Given request -> Check every line of the entries below for the word "للقضاة", and copy the ones that have it.

Stored records
━━━━━━━━━━━━━━━━━━━━

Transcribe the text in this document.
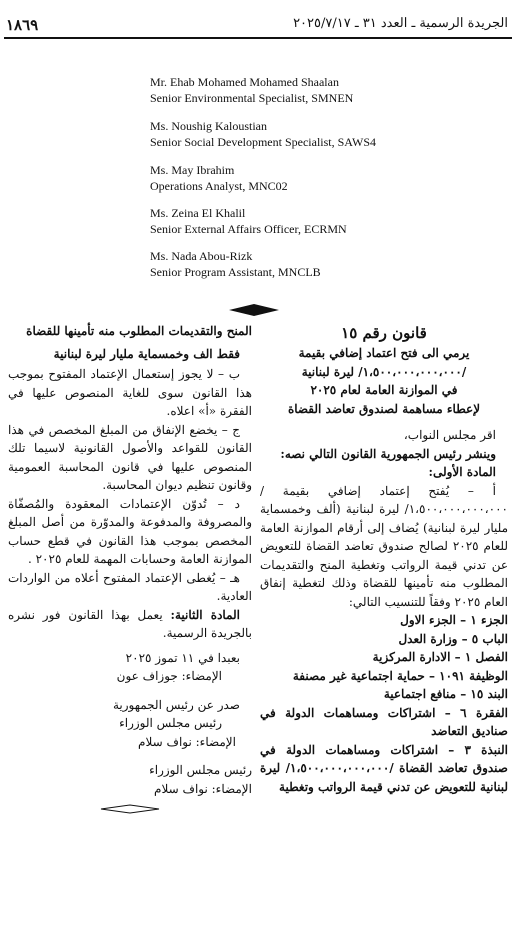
١٨٦٩	الجريدة الرسمية ـ العدد ٣١ ـ ٢٠٢٥/٧/١٧
Mr. Ehab Mohamed Mohamed Shaalan
Senior Environmental Specialist, SMNEN
Ms. Noushig Kaloustian
Senior Social Development Specialist, SAWS4
Ms. May Ibrahim
Operations Analyst, MNC02
Ms. Zeina El Khalil
Senior External Affairs Officer, ECRMN
Ms. Nada Abou-Rizk
Senior Program Assistant, MNCLB
قانون رقم ١٥
يرمي الى فتح اعتماد إضافي بقيمة
/١،٥٠٠،٠٠٠،٠٠٠،٠٠٠/ ليرة لبنانية
في الموازنة العامة لعام ٢٠٢٥
لإعطاء مساهمة لصندوق تعاضد القضاة
اقر مجلس النواب،
وينشر رئيس الجمهورية القانون التالي نصه:
المادة الأولى:
أ – يُفتح إعتماد إضافي بقيمة /١،٥٠٠،٠٠٠،٠٠٠،٠٠٠/ ليرة لبنانية (ألف وخمسماية مليار ليرة لبنانية) يُضاف إلى أرقام الموازنة العامة للعام ٢٠٢٥ لصالح صندوق تعاضد القضاة للتعويض عن تدني قيمة الرواتب وتغطية المنح والتقديمات المطلوب منه تأمينها للقضاة وذلك لتغطية إنفاق العام ٢٠٢٥ وفقاً للتنسيب التالي:
الجزء ١ – الجزء الاول
الباب ٥ – وزارة العدل
الفصل ١ – الادارة المركزية
الوظيفة ١٠٩١ – حماية اجتماعية غير مصنفة
البند ١٥ – منافع اجتماعية
الفقرة ٦ – اشتراكات ومساهمات الدولة في صناديق التعاضد
النبذة ٣ – اشتراكات ومساهمات الدولة في صندوق تعاضد القضاة /١،٥٠٠،٠٠٠،٠٠٠،٠٠٠/ ليرة لبنانية للتعويض عن تدني قيمة الرواتب وتغطية
المنح والتقديمات المطلوب منه تأمينها للقضاة
فقط الف وخمسماية مليار ليرة لبنانية
ب – لا يجوز إستعمال الإعتماد المفتوح بموجب هذا القانون سوى للغاية المنصوص عليها في الفقرة «أ» اعلاه.
ج – يخضع الإنفاق من المبلغ المخصص في هذا القانون للقواعد والأصول القانونية لاسيما تلك المنصوص عليها في قانون المحاسبة العمومية وقانون تنظيم ديوان المحاسبة.
د – تُدوّن الإعتمادات المعقودة والمُصفّاة والمصروفة والمدفوعة والمدوّرة من أصل المبلغ المخصص بموجب هذا القانون في قطع حساب الموازنة العامة وحسابات المهمة للعام ٢٠٢٥ .
هـ – يُغطى الإعتماد المفتوح أعلاه من الواردات العادية.
المادة الثانية: يعمل بهذا القانون فور نشره بالجريدة الرسمية.
بعبدا في ١١ تموز ٢٠٢٥
الإمضاء: جوزاف عون
صدر عن رئيس الجمهورية
رئيس مجلس الوزراء
الإمضاء: نواف سلام
رئيس مجلس الوزراء
الإمضاء: نواف سلام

━━━━━━━━━━━━━━━━━━━━

Response to this exercise ->
أ – يُفتح إعتماد إضافي بقيمة /١،٥٠٠،٠٠٠،٠٠٠،٠٠٠/ ليرة لبنانية (ألف وخمسماية مليار ليرة لبنانية) يُضاف إلى أرقام الموازنة العامة للعام ٢٠٢٥ لصالح صندوق تعاضد القضاة للتعويض عن تدني قيمة الرواتب وتغطية المنح والتقديمات المطلوب منه تأمينها للقضاة وذلك لتغطية إنفاق العام ٢٠٢٥ وفقاً للتنسيب التالي:
المنح والتقديمات المطلوب منه تأمينها للقضاة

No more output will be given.